> **EXERCISE DESCRIPTION**: Reproduce the data exactly.

Records from a dataset
--
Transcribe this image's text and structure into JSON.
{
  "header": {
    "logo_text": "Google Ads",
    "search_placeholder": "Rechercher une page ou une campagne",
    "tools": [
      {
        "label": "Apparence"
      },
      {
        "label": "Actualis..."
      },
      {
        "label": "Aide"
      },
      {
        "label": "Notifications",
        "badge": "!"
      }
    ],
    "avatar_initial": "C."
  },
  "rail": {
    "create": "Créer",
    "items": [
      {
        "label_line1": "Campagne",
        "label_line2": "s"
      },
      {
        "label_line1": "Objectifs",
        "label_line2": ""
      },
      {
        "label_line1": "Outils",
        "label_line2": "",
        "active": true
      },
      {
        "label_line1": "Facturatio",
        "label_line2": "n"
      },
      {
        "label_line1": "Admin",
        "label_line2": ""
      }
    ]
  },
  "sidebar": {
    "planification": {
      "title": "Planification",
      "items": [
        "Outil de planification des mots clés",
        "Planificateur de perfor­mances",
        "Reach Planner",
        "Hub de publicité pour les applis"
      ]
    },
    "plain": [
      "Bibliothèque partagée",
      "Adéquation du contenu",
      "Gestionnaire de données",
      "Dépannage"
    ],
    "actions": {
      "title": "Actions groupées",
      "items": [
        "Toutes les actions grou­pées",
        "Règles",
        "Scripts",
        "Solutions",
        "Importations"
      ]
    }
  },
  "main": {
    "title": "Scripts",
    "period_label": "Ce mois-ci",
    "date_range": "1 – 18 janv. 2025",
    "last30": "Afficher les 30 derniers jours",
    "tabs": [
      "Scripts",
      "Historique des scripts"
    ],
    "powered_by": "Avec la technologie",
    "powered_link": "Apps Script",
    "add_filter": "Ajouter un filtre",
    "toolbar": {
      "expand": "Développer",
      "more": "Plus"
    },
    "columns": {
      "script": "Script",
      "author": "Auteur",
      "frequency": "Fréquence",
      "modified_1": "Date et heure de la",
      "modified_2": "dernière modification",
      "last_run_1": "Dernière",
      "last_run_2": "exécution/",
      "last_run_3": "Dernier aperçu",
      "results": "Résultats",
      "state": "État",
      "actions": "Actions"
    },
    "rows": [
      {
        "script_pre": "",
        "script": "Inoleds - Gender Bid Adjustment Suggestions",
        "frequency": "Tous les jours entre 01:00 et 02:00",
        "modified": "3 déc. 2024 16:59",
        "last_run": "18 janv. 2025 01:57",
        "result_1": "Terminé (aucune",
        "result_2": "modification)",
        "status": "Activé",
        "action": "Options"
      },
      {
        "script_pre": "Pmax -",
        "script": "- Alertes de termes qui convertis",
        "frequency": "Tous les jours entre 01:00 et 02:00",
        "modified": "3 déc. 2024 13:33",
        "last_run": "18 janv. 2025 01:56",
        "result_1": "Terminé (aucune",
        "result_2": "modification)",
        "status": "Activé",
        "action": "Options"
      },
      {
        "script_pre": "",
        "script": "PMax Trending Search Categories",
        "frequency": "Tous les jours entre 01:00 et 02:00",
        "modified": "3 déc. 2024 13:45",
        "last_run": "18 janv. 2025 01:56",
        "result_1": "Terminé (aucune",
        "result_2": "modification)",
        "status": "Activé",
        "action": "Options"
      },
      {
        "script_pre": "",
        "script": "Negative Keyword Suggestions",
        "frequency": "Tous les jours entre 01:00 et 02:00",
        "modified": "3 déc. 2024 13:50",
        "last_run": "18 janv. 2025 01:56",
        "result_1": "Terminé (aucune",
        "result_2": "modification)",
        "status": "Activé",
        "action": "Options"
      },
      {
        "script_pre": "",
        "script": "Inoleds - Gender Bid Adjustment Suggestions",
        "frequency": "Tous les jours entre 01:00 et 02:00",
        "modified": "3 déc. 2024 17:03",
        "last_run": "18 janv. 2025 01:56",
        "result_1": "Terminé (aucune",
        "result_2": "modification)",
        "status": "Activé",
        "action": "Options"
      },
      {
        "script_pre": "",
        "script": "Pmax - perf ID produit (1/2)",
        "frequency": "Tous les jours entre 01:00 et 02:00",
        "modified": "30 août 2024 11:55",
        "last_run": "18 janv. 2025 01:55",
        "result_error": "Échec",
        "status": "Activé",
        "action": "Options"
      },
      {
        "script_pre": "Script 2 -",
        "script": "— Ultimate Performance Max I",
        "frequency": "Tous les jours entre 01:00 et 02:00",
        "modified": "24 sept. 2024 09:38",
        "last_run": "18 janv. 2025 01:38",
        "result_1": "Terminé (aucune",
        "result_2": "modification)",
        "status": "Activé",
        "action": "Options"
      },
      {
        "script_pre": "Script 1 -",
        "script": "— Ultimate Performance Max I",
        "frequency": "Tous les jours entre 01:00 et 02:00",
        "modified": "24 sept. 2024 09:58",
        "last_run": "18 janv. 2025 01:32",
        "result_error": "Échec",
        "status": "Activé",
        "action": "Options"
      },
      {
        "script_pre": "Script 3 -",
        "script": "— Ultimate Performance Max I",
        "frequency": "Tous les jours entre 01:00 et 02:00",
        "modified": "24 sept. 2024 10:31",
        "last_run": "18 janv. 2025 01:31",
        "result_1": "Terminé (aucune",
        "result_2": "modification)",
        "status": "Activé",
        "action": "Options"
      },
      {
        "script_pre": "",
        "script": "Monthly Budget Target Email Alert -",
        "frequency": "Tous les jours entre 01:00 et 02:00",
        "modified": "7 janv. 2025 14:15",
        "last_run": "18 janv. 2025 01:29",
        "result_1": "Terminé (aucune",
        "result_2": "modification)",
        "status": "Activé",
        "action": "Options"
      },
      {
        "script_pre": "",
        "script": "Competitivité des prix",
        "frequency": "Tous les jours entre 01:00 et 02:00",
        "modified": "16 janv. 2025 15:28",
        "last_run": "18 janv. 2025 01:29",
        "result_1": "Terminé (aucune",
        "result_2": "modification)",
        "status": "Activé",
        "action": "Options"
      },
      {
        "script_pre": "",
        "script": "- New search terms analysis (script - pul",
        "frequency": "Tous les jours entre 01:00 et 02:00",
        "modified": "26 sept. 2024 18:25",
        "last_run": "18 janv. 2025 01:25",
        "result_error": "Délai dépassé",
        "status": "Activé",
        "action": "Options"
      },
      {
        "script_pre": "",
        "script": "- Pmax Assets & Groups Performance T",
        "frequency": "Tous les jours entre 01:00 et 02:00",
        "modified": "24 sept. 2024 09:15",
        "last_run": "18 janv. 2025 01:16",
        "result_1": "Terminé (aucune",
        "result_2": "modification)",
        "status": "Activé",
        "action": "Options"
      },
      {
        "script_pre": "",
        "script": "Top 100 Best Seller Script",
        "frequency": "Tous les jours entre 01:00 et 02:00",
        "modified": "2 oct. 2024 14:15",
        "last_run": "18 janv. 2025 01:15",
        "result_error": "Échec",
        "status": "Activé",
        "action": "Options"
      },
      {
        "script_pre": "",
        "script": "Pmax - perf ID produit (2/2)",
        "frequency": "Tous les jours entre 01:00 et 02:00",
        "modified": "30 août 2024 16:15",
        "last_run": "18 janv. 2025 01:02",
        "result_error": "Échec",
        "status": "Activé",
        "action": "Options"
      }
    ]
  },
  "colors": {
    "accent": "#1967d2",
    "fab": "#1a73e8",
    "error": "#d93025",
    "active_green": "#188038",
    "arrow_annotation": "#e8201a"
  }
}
--
> **RESULT OF THIS EXERCISE**:
Transcribe this image's text and structure into JSON.
{
  "header": {
    "logo_text": "Google Ads",
    "search_placeholder": "Rechercher une page ou une campagne",
    "tools": [
      {
        "label": "Apparence"
      },
      {
        "label": "Actualis..."
      },
      {
        "label": "Aide"
      },
      {
        "label": "Notifications",
        "badge": "!"
      }
    ],
    "avatar_initial": "C."
  },
  "rail": {
    "create": "Créer",
    "items": [
      {
        "label_line1": "Campagne",
        "label_line2": "s"
      },
      {
        "label_line1": "Objectifs",
        "label_line2": ""
      },
      {
        "label_line1": "Outils",
        "label_line2": "",
        "active": true
      },
      {
        "label_line1": "Facturatio",
        "label_line2": "n"
      },
      {
        "label_line1": "Admin",
        "label_line2": ""
      }
    ]
  },
  "sidebar": {
    "planification": {
      "title": "Planification",
      "items": [
        "Outil de planification des mots clés",
        "Planificateur de perfor­mances",
        "Reach Planner",
        "Hub de publicité pour les applis"
      ]
    },
    "plain": [
      "Bibliothèque partagée",
      "Adéquation du contenu",
      "Gestionnaire de données",
      "Dépannage"
    ],
    "actions": {
      "title": "Actions groupées",
      "items": [
        "Toutes les actions grou­pées",
        "Règles",
        "Scripts",
        "Solutions",
        "Importations"
      ]
    }
  },
  "main": {
    "title": "Scripts",
    "period_label": "Ce mois-ci",
    "date_range": "1 – 18 janv. 2025",
    "last30": "Afficher les 30 derniers jours",
    "tabs": [
      "Scripts",
      "Historique des scripts"
    ],
    "powered_by": "Avec la technologie",
    "powered_link": "Apps Script",
    "add_filter": "Ajouter un filtre",
    "toolbar": {
      "expand": "Développer",
      "more": "Plus"
    },
    "columns": {
      "script": "Script",
      "author": "Auteur",
      "frequency": "Fréquence",
      "modified_1": "Date et heure de la",
      "modified_2": "dernière modification",
      "last_run_1": "Dernière",
      "last_run_2": "exécution/",
      "last_run_3": "Dernier aperçu",
      "results": "Résultats",
      "state": "État",
      "actions": "Actions"
    },
    "rows": [
      {
        "script_pre": "",
        "script": "Inoleds - Gender Bid Adjustment Suggestions",
        "frequency": "Tous les jours entre 01:00 et 02:00",
        "modified": "3 déc. 2024 16:59",
        "last_run": "18 janv. 2025 01:57",
        "result_1": "Terminé (aucune",
        "result_2": "modification)",
        "status": "Activé",
        "action": "Options"
      },
      {
        "script_pre": "Pmax -",
        "script": "- Alertes de termes qui convertis",
        "frequency": "Tous les jours entre 01:00 et 02:00",
        "modified": "3 déc. 2024 13:33",
        "last_run": "18 janv. 2025 01:56",
        "result_1": "Terminé (aucune",
        "result_2": "modification)",
        "status": "Activé",
        "action": "Options"
      },
      {
        "script_pre": "",
        "script": "PMax Trending Search Categories",
        "frequency": "Tous les jours entre 01:00 et 02:00",
        "modified": "3 déc. 2024 13:45",
        "last_run": "18 janv. 2025 01:56",
        "result_1": "Terminé (aucune",
        "result_2": "modification)",
        "status": "Activé",
        "action": "Options"
      },
      {
        "script_pre": "",
        "script": "Negative Keyword Suggestions",
        "frequency": "Tous les jours entre 01:00 et 02:00",
        "modified": "3 déc. 2024 13:50",
        "last_run": "18 janv. 2025 01:56",
        "result_1": "Terminé (aucune",
        "result_2": "modification)",
        "status": "Activé",
        "action": "Options"
      },
      {
        "script_pre": "",
        "script": "Inoleds - Gender Bid Adjustment Suggestions",
        "frequency": "Tous les jours entre 01:00 et 02:00",
        "modified": "3 déc. 2024 17:03",
        "last_run": "18 janv. 2025 01:56",
        "result_1": "Terminé (aucune",
        "result_2": "modification)",
        "status": "Activé",
        "action": "Options"
      },
      {
        "script_pre": "",
        "script": "Pmax - perf ID produit (1/2)",
        "frequency": "Tous les jours entre 01:00 et 02:00",
        "modified": "30 août 2024 11:55",
        "last_run": "18 janv. 2025 01:55",
        "result_error": "Échec",
        "status": "Activé",
        "action": "Options"
      },
      {
        "script_pre": "Script 2 -",
        "script": "— Ultimate Performance Max I",
        "frequency": "Tous les jours entre 01:00 et 02:00",
        "modified": "24 sept. 2024 09:38",
        "last_run": "18 janv. 2025 01:38",
        "result_1": "Terminé (aucune",
        "result_2": "modification)",
        "status": "Activé",
        "action": "Options"
      },
      {
        "script_pre": "Script 1 -",
        "script": "— Ultimate Performance Max I",
        "frequency": "Tous les jours entre 01:00 et 02:00",
        "modified": "24 sept. 2024 09:58",
        "last_run": "18 janv. 2025 01:32",
        "result_error": "Échec",
        "status": "Activé",
        "action": "Options"
      },
      {
        "script_pre": "Script 3 -",
        "script": "— Ultimate Performance Max I",
        "frequency": "Tous les jours entre 01:00 et 02:00",
        "modified": "24 sept. 2024 10:31",
        "last_run": "18 janv. 2025 01:31",
        "result_1": "Terminé (aucune",
        "result_2": "modification)",
        "status": "Activé",
        "action": "Options"
      },
      {
        "script_pre": "",
        "script": "Monthly Budget Target Email Alert -",
        "frequency": "Tous les jours entre 01:00 et 02:00",
        "modified": "7 janv. 2025 14:15",
        "last_run": "18 janv. 2025 01:29",
        "result_1": "Terminé (aucune",
        "result_2": "modification)",
        "status": "Activé",
        "action": "Options"
      },
      {
        "script_pre": "",
        "script": "Competitivité des prix",
        "frequency": "Tous les jours entre 01:00 et 02:00",
        "modified": "16 janv. 2025 15:28",
        "last_run": "18 janv. 2025 01:29",
        "result_1": "Terminé (aucune",
        "result_2": "modification)",
        "status": "Activé",
        "action": "Options"
      },
      {
        "script_pre": "",
        "script": "- New search terms analysis (script - pul",
        "frequency": "Tous les jours entre 01:00 et 02:00",
        "modified": "26 sept. 2024 18:25",
        "last_run": "18 janv. 2025 01:25",
        "result_error": "Délai dépassé",
        "status": "Activé",
        "action": "Options"
      },
      {
        "script_pre": "",
        "script": "- Pmax Assets & Groups Performance T",
        "frequency": "Tous les jours entre 01:00 et 02:00",
        "modified": "24 sept. 2024 09:15",
        "last_run": "18 janv. 2025 01:16",
        "result_1": "Terminé (aucune",
        "result_2": "modification)",
        "status": "Activé",
        "action": "Options"
      },
      {
        "script_pre": "",
        "script": "Top 100 Best Seller Script",
        "frequency": "Tous les jours entre 01:00 et 02:00",
        "modified": "2 oct. 2024 14:15",
        "last_run": "18 janv. 2025 01:15",
        "result_error": "Échec",
        "status": "Activé",
        "action": "Options"
      },
      {
        "script_pre": "",
        "script": "Pmax - perf ID produit (2/2)",
        "frequency": "Tous les jours entre 01:00 et 02:00",
        "modified": "30 août 2024 16:15",
        "last_run": "18 janv. 2025 01:02",
        "result_error": "Échec",
        "status": "Activé",
        "action": "Options"
      }
    ]
  },
  "colors": {
    "accent": "#1967d2",
    "fab": "#1a73e8",
    "error": "#d93025",
    "active_green": "#188038",
    "arrow_annotation": "#e8201a"
  }
}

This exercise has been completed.